**Task objective**
In the entries that follow, how many lines contain "arrow"? Answer with the number only.

**Provided information**
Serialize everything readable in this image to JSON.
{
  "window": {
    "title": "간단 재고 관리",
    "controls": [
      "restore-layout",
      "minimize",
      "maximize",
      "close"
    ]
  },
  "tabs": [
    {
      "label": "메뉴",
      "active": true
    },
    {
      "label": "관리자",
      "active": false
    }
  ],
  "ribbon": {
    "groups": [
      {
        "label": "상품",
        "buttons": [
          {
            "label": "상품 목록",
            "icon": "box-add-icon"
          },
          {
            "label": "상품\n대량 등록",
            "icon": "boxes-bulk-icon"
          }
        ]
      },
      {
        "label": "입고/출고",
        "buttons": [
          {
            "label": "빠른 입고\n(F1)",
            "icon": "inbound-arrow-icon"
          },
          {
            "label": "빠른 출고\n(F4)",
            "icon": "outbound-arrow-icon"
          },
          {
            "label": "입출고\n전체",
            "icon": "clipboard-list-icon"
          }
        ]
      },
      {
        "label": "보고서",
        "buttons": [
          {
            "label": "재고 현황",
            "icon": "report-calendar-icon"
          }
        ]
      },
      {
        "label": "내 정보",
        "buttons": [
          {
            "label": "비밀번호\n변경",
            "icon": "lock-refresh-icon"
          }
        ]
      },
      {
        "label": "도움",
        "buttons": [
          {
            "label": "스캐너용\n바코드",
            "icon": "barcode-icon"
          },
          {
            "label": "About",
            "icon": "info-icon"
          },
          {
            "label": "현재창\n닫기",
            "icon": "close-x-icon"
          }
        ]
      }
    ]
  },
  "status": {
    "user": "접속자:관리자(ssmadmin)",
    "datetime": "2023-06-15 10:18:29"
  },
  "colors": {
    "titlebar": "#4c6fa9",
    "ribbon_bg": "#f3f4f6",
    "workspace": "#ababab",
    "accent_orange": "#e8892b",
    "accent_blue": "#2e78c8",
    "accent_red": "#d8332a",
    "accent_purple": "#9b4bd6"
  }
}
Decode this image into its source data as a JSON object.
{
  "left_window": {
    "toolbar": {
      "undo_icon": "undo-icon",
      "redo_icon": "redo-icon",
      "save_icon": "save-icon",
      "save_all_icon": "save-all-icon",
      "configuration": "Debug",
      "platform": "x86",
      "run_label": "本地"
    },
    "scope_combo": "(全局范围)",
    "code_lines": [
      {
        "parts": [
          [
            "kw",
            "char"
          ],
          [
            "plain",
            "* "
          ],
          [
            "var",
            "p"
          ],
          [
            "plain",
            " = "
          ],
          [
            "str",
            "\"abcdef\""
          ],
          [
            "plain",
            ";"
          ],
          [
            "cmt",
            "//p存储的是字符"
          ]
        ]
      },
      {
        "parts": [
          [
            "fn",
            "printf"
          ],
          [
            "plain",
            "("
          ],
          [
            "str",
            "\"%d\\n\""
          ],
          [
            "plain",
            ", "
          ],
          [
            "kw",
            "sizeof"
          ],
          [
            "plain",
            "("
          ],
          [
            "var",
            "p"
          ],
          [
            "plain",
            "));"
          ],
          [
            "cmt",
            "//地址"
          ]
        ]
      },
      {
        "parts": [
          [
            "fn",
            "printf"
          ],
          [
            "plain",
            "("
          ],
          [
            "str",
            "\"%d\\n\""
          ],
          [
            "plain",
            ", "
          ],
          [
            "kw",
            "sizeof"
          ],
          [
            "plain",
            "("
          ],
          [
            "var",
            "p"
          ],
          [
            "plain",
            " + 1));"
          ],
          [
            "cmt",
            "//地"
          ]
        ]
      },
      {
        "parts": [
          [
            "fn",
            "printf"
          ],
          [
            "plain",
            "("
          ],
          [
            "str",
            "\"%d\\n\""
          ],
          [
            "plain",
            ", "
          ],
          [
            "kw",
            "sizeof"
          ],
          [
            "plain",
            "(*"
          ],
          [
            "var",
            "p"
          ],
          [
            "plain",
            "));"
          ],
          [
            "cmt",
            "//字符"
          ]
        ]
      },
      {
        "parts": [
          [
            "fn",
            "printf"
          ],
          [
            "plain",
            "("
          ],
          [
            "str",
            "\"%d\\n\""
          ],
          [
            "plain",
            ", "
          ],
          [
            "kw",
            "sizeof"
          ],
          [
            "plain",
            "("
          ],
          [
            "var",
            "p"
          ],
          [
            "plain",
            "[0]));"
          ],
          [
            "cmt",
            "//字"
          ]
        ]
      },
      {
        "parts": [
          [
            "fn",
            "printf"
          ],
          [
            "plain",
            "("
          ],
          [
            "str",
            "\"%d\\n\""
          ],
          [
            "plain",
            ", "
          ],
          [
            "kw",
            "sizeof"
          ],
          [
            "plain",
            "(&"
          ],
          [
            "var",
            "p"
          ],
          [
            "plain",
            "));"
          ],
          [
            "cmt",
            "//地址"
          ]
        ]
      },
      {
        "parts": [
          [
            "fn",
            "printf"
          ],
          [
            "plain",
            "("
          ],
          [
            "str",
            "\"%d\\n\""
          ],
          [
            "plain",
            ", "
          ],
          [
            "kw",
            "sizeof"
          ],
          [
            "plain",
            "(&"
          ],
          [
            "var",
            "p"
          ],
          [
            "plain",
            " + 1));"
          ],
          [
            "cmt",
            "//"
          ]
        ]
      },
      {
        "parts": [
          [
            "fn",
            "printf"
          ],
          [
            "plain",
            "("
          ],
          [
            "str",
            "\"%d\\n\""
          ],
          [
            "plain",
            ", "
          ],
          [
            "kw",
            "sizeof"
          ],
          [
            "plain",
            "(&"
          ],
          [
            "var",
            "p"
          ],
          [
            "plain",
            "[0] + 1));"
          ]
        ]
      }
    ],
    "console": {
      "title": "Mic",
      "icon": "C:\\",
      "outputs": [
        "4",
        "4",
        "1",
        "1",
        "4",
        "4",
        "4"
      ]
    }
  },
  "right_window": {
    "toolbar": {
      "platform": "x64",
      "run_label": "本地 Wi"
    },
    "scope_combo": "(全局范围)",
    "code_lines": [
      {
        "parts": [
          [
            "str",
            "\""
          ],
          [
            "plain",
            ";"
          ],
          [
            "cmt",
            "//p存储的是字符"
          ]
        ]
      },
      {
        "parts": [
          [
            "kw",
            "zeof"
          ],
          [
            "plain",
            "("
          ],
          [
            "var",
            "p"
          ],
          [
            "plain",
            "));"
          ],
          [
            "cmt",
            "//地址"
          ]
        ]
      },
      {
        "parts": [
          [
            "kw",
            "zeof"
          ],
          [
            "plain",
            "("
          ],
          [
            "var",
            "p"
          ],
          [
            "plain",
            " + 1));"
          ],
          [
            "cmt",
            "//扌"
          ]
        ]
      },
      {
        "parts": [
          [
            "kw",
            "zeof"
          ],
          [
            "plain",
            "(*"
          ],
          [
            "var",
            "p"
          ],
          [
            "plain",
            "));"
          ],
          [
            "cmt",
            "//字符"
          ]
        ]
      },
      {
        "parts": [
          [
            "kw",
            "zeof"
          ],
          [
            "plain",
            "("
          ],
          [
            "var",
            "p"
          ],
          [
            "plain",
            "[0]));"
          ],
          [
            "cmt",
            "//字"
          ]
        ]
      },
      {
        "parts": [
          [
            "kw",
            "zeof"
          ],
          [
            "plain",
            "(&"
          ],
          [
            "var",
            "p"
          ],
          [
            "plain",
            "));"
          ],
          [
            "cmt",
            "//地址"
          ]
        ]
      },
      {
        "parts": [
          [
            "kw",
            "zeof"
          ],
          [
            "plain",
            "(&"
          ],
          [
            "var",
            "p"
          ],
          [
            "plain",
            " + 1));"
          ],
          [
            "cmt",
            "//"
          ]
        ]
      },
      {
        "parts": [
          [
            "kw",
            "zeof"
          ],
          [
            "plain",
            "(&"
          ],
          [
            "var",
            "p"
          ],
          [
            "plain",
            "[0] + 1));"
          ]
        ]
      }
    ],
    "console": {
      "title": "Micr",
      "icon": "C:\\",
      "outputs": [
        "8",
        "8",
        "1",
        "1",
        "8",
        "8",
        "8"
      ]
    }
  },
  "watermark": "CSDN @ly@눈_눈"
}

**Solved problem**
2